Aim: Write out the material exactly, with the pictures left out.

Stored records:
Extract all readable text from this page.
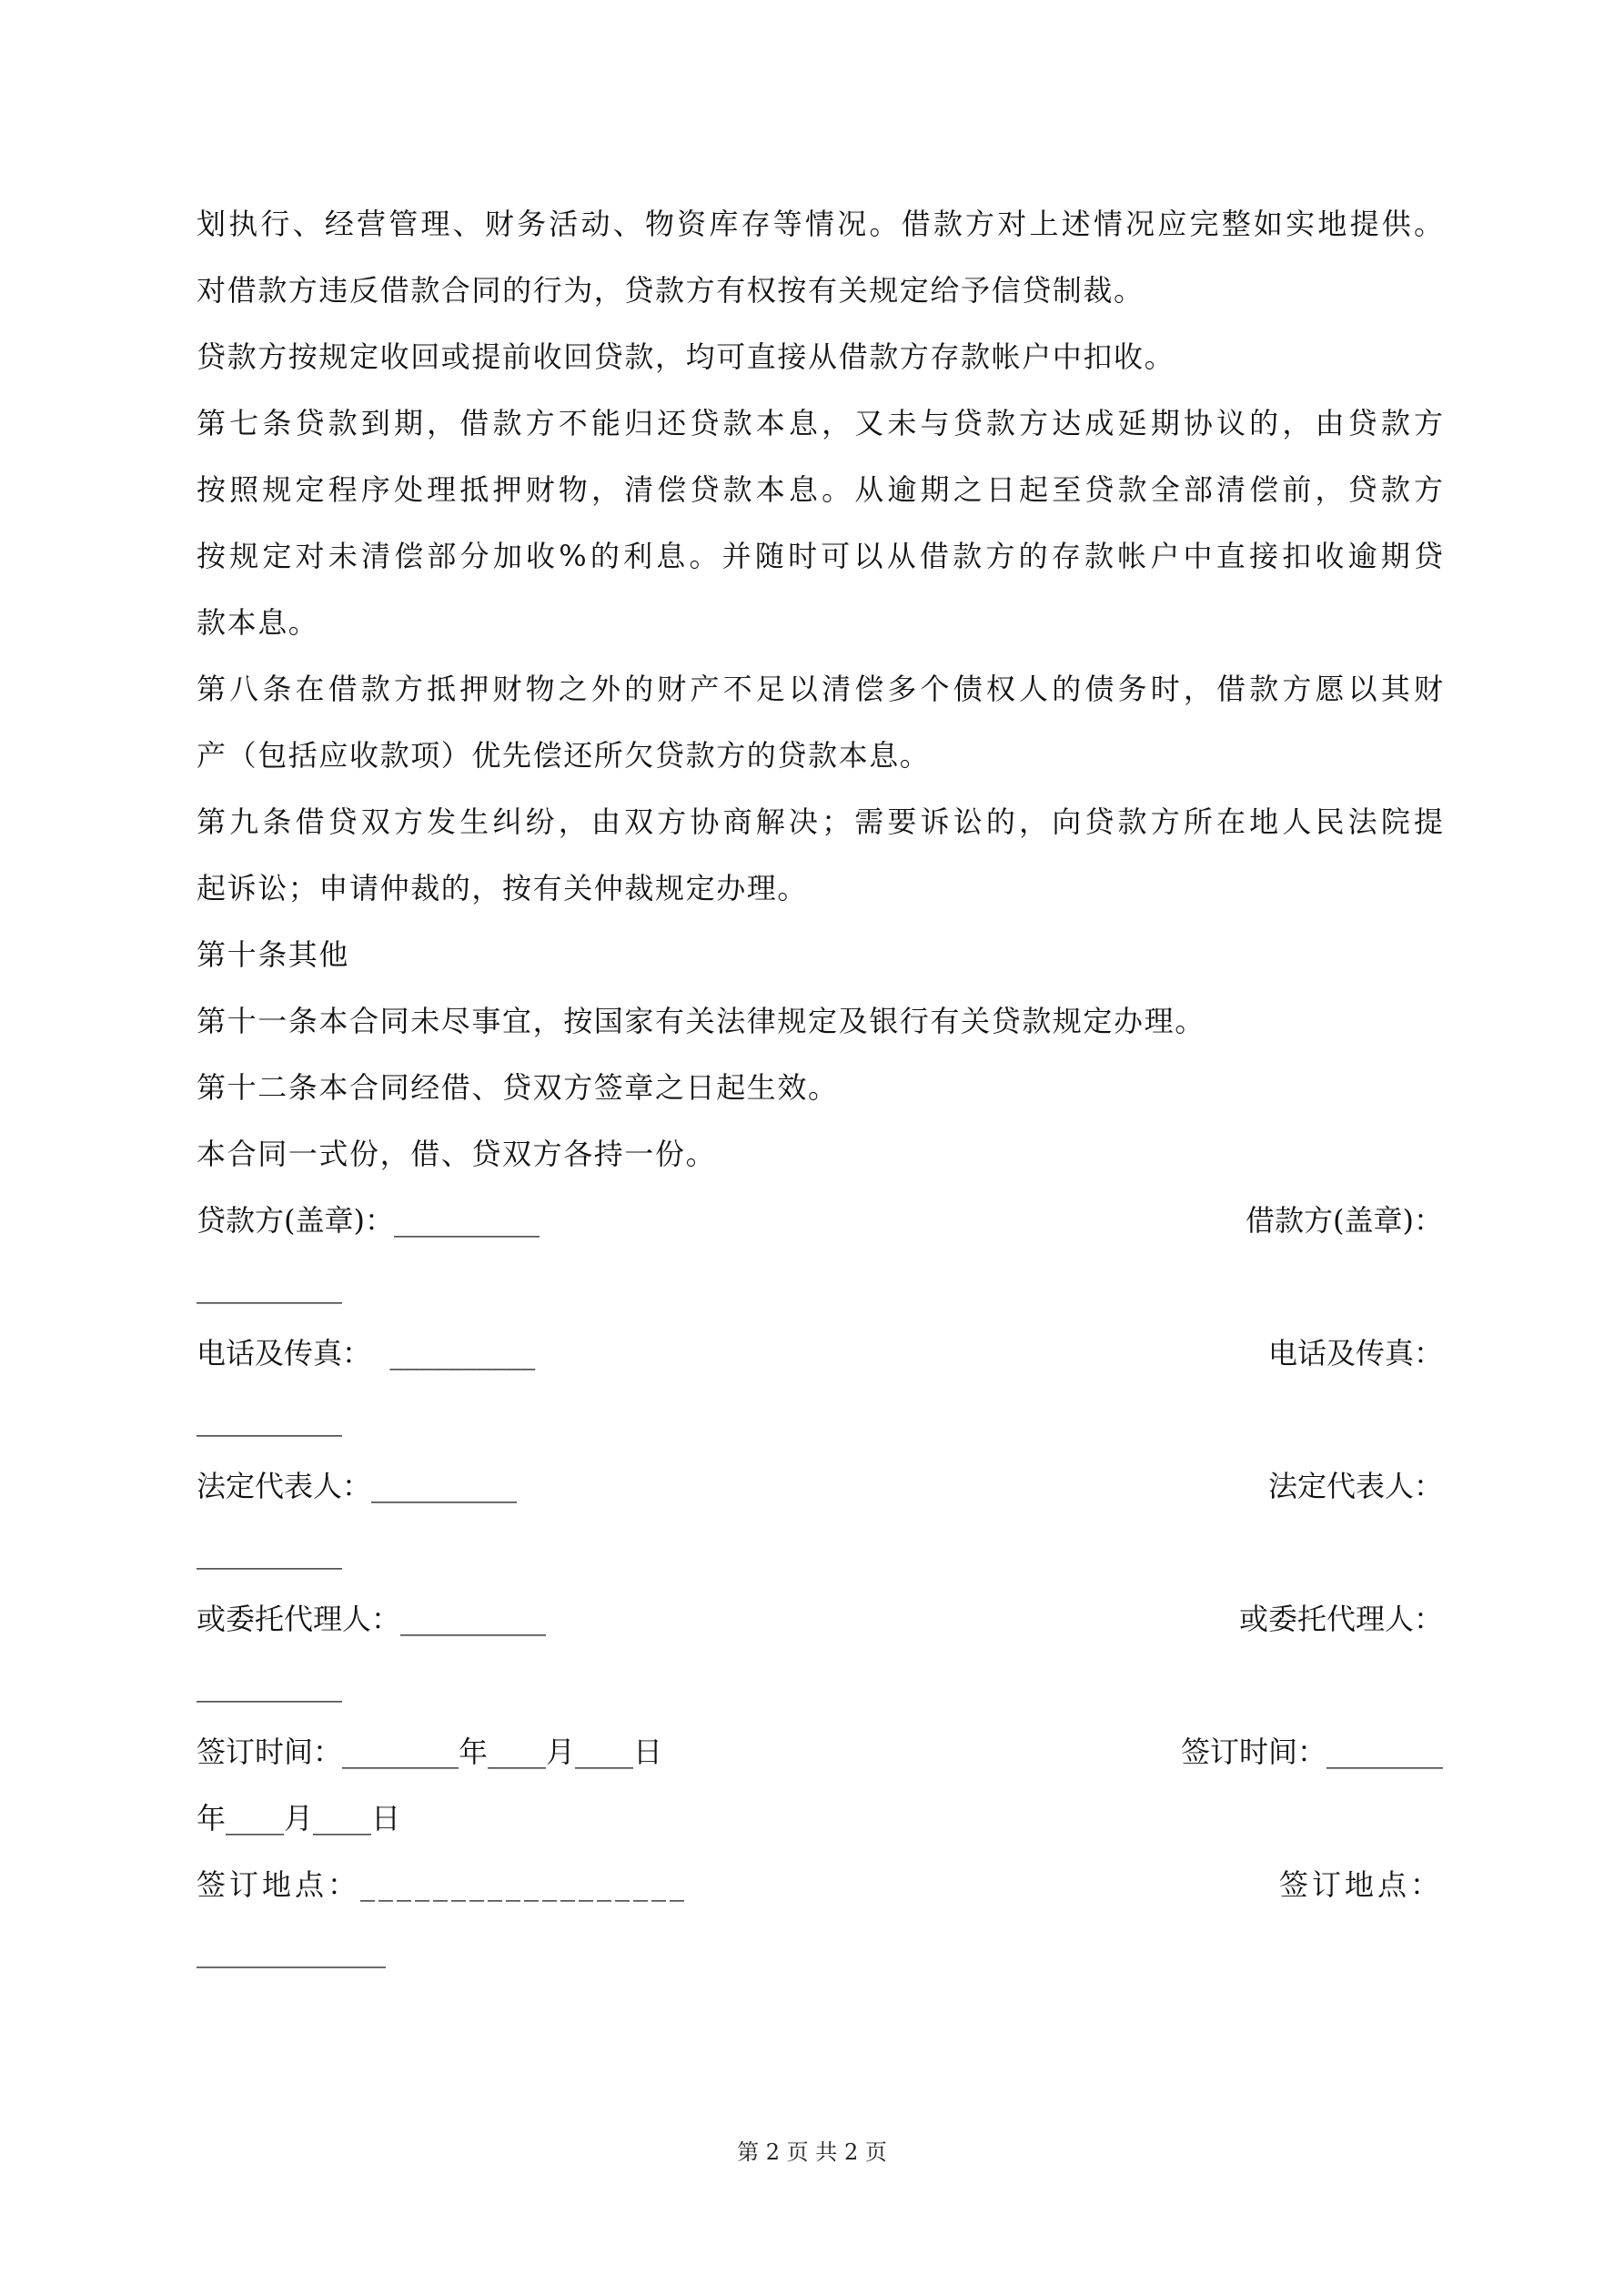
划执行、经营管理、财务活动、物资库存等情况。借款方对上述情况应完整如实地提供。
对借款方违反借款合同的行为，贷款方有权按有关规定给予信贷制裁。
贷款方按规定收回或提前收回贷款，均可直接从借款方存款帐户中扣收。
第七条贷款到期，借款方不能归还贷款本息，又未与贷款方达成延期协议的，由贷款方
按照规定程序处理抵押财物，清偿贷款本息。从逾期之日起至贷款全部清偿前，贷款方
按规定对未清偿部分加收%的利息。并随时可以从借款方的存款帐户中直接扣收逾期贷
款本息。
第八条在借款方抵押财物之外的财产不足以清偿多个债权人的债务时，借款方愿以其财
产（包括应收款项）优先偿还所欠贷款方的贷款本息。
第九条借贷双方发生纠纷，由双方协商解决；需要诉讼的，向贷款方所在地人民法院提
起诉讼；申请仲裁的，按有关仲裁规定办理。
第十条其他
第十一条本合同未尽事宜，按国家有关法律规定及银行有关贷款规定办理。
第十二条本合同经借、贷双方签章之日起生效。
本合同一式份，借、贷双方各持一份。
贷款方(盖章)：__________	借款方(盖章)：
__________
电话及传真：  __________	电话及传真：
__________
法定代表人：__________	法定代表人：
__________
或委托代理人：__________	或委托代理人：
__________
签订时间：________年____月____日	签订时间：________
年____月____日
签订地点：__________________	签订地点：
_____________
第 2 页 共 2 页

Solution to this task:
Extract all readable text from this page.
划执行、经营管理、财务活动、物资库存等情况。借款方对上述情况应完整如实地提供。
对借款方违反借款合同的行为，贷款方有权按有关规定给予信贷制裁。
贷款方按规定收回或提前收回贷款，均可直接从借款方存款帐户中扣收。
第七条贷款到期，借款方不能归还贷款本息，又未与贷款方达成延期协议的，由贷款方
按照规定程序处理抵押财物，清偿贷款本息。从逾期之日起至贷款全部清偿前，贷款方
按规定对未清偿部分加收%的利息。并随时可以从借款方的存款帐户中直接扣收逾期贷
款本息。
第八条在借款方抵押财物之外的财产不足以清偿多个债权人的债务时，借款方愿以其财
产（包括应收款项）优先偿还所欠贷款方的贷款本息。
第九条借贷双方发生纠纷，由双方协商解决；需要诉讼的，向贷款方所在地人民法院提
起诉讼；申请仲裁的，按有关仲裁规定办理。
第十条其他
第十一条本合同未尽事宜，按国家有关法律规定及银行有关贷款规定办理。
第十二条本合同经借、贷双方签章之日起生效。
本合同一式份，借、贷双方各持一份。
贷款方(盖章)：__________	借款方(盖章)：
__________
电话及传真：  __________	电话及传真：
__________
法定代表人：__________	法定代表人：
__________
或委托代理人：__________	或委托代理人：
__________
签订时间：________年____月____日	签订时间：________
年____月____日
签订地点：__________________	签订地点：
_____________
第 2 页 共 2 页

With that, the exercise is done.